→ **EXERCISE**
Rewrite the entries from the start through the line containing "y-tick-label: 10 [0, 52, 46, 93]", replacing "series-layer" with "series-group" and leaving everything else unchanged. Return only those lines.

→ **MATERIAL TO PROCESS**
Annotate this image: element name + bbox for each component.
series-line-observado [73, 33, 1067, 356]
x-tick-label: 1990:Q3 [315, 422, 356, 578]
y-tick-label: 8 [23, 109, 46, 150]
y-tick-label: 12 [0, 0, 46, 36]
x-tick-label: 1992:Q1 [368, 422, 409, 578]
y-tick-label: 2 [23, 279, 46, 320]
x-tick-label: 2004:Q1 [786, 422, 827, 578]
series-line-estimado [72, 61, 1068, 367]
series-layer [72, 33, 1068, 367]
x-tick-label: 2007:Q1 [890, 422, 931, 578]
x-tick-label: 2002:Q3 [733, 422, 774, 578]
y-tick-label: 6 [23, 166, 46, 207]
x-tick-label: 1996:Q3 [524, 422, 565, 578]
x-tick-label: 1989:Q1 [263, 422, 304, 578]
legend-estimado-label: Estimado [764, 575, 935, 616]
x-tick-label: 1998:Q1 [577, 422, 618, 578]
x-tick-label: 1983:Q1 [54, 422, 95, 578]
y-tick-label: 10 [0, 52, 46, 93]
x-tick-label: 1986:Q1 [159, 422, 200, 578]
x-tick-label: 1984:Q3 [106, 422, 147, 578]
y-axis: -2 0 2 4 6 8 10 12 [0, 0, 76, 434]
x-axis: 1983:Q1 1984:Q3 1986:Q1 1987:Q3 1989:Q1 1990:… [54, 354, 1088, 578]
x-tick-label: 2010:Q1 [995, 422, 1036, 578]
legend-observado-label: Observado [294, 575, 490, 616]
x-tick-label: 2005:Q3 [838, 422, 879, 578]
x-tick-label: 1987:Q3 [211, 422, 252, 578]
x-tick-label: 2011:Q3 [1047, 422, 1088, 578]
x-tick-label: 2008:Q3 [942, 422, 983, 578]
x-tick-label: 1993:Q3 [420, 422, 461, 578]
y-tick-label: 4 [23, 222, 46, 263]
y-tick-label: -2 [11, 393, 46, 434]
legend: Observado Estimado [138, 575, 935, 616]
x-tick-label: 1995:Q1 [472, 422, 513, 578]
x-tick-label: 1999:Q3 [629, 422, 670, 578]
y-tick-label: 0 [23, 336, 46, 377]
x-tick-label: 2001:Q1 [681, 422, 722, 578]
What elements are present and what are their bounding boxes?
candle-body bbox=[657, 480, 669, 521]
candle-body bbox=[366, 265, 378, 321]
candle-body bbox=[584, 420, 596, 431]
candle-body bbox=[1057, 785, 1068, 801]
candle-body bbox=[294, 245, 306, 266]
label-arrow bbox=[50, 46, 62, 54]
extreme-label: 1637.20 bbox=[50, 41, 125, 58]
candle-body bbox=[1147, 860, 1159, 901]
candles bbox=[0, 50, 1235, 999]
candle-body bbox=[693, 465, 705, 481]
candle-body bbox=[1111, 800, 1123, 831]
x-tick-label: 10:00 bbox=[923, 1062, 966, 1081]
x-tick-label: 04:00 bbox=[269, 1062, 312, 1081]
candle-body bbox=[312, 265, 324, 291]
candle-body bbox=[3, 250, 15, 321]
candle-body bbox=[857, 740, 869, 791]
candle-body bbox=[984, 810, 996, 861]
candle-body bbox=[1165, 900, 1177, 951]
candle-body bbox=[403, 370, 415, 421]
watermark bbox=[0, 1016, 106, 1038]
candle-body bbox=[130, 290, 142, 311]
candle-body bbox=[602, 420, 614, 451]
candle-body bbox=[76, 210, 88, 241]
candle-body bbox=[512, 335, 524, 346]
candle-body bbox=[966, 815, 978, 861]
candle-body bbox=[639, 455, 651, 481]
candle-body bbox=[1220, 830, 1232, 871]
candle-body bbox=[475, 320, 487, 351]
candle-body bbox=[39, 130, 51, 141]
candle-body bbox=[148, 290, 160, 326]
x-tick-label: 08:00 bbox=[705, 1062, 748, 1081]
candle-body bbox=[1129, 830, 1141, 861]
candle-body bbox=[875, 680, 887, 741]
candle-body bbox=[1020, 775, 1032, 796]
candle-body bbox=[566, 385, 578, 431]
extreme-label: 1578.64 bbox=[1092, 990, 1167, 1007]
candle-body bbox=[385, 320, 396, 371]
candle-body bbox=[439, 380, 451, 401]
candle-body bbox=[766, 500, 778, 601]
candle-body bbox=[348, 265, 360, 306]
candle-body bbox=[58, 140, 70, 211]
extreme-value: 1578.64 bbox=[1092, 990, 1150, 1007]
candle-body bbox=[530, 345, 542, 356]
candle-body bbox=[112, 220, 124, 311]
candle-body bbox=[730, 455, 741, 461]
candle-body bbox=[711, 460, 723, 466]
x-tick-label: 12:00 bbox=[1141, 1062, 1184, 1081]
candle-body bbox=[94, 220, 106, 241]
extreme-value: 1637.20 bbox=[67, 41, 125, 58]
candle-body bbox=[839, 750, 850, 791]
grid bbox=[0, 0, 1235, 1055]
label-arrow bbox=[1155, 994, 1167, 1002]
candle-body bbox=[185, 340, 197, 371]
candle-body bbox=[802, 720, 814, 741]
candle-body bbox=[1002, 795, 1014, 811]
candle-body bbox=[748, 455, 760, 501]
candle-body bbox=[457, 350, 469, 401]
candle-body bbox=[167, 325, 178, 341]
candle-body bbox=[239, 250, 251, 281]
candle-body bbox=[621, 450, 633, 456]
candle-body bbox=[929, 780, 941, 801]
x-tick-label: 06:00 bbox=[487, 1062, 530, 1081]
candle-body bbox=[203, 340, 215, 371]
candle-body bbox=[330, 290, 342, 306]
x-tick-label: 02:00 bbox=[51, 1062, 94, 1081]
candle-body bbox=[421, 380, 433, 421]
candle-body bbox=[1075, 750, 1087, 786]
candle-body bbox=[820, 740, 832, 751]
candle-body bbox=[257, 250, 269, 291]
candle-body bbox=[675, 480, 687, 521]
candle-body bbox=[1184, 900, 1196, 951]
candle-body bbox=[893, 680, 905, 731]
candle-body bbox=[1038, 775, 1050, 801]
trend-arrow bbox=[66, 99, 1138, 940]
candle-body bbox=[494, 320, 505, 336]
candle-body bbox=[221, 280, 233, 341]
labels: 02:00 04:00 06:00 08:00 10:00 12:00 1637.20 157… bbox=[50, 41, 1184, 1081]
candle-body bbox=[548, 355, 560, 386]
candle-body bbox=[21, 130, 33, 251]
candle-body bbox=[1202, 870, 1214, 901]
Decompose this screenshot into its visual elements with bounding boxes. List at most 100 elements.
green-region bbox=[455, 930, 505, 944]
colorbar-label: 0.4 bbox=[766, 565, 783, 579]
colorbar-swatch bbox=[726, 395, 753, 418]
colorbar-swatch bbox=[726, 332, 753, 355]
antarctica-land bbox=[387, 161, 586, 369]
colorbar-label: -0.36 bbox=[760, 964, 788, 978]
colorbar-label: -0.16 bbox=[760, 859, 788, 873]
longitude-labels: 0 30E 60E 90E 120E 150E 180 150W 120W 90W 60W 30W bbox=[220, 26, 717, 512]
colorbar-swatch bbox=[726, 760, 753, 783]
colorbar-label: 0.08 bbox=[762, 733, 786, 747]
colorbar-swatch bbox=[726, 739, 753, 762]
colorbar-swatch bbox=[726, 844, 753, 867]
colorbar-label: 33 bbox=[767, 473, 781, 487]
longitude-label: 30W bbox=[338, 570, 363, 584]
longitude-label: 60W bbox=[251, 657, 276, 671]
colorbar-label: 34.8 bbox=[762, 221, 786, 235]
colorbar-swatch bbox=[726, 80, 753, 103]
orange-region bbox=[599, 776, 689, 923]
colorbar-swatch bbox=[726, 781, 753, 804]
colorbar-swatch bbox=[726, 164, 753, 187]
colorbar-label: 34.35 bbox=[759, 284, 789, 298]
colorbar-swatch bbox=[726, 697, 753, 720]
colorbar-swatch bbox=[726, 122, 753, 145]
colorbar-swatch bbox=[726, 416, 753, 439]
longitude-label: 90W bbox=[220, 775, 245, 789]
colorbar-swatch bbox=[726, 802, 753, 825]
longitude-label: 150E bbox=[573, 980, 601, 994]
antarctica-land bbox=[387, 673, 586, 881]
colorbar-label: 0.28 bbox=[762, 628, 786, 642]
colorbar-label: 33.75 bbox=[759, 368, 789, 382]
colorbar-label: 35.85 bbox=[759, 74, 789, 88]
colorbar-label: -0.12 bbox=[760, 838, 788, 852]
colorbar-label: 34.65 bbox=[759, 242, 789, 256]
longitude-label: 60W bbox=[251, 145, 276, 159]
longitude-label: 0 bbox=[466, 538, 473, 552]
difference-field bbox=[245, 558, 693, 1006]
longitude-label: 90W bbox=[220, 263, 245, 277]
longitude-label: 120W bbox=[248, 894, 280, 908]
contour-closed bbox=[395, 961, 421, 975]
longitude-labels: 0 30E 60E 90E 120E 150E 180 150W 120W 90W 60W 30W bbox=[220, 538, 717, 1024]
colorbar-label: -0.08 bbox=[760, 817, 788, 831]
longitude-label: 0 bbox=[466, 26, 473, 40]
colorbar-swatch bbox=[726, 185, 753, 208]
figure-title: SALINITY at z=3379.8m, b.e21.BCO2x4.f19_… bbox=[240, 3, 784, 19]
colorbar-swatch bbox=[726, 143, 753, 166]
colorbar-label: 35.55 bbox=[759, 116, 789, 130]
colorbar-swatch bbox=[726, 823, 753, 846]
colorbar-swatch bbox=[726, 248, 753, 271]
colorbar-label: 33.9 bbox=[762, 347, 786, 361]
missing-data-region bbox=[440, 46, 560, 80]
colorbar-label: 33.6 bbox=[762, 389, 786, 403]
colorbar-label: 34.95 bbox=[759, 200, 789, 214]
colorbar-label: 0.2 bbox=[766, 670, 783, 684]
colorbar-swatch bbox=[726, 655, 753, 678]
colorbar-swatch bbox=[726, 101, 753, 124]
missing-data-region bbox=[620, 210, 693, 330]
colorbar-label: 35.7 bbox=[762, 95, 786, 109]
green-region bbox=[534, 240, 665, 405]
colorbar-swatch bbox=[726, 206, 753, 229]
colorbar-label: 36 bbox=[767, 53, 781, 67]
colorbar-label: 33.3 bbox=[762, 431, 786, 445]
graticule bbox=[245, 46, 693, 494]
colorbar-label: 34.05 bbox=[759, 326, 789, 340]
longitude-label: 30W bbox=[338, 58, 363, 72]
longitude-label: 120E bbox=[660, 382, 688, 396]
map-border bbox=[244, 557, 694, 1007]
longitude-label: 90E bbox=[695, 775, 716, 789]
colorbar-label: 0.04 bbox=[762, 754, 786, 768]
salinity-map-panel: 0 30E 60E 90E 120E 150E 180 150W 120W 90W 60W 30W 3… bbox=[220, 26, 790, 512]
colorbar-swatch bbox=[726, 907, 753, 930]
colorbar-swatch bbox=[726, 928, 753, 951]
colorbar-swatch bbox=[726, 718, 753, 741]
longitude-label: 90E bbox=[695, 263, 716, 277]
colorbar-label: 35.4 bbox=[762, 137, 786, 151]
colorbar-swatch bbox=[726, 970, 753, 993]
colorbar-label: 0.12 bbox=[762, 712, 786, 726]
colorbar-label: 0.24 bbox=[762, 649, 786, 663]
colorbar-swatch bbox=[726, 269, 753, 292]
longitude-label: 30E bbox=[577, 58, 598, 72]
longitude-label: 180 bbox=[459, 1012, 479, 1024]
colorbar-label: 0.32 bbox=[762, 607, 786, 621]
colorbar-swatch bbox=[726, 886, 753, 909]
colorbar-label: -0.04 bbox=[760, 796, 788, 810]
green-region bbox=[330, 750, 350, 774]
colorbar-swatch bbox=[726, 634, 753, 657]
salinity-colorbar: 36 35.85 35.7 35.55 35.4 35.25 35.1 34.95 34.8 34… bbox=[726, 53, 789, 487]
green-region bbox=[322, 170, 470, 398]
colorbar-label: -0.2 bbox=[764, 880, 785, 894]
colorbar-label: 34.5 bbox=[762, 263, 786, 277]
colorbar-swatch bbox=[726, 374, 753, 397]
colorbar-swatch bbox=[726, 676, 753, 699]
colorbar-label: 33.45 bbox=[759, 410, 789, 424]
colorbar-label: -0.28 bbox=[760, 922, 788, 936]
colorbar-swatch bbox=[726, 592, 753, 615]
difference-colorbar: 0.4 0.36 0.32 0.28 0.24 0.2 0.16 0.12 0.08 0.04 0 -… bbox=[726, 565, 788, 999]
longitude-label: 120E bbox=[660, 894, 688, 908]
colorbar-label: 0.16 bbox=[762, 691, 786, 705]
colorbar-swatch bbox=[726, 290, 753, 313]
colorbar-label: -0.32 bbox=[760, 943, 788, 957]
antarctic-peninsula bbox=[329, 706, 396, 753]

→ **SOLUTION TO THE PROBLEM**
Annotate this image: element name + bbox for each component.
series-line-observado [73, 33, 1067, 356]
x-tick-label: 1990:Q3 [315, 422, 356, 578]
y-tick-label: 8 [23, 109, 46, 150]
y-tick-label: 12 [0, 0, 46, 36]
x-tick-label: 1992:Q1 [368, 422, 409, 578]
y-tick-label: 2 [23, 279, 46, 320]
x-tick-label: 2004:Q1 [786, 422, 827, 578]
series-line-estimado [72, 61, 1068, 367]
series-group [72, 33, 1068, 367]
x-tick-label: 2007:Q1 [890, 422, 931, 578]
x-tick-label: 2002:Q3 [733, 422, 774, 578]
y-tick-label: 6 [23, 166, 46, 207]
x-tick-label: 1996:Q3 [524, 422, 565, 578]
x-tick-label: 1989:Q1 [263, 422, 304, 578]
legend-estimado-label: Estimado [764, 575, 935, 616]
x-tick-label: 1998:Q1 [577, 422, 618, 578]
x-tick-label: 1983:Q1 [54, 422, 95, 578]
y-tick-label: 10 [0, 52, 46, 93]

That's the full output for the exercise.